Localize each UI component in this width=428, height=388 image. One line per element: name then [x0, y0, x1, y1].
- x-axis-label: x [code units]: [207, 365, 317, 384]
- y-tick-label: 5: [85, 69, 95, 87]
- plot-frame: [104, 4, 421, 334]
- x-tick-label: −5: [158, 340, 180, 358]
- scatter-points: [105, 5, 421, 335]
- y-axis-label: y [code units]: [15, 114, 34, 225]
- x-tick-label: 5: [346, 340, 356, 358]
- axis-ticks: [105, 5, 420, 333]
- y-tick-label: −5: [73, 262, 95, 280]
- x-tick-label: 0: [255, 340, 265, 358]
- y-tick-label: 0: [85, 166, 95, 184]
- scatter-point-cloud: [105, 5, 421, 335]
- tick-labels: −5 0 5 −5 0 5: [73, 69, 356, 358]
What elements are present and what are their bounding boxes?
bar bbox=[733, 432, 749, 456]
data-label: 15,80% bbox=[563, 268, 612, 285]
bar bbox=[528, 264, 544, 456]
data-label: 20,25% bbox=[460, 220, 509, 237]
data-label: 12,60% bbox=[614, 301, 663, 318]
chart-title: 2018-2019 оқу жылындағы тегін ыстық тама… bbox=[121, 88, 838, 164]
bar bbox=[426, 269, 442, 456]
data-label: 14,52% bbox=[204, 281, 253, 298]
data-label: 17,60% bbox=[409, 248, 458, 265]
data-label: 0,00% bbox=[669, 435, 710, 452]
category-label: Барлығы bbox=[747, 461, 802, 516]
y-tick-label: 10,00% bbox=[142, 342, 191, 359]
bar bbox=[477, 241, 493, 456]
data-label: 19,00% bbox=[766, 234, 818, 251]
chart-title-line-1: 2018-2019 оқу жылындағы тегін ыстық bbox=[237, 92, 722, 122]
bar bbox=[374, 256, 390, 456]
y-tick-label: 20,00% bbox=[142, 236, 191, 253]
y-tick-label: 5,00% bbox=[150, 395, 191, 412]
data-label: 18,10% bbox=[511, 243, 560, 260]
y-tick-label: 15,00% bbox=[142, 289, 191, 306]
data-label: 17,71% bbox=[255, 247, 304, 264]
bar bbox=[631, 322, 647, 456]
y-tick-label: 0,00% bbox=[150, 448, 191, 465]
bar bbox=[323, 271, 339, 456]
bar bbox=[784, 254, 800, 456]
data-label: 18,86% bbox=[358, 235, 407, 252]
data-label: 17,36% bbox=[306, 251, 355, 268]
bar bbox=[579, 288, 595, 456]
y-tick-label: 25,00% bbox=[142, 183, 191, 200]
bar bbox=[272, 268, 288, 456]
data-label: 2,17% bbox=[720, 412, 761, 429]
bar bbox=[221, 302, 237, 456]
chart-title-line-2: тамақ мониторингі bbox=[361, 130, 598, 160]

* [Task details] Please report how many lines in the material above contain the word "жылындағы", giving only the number.

* [Written reply] 2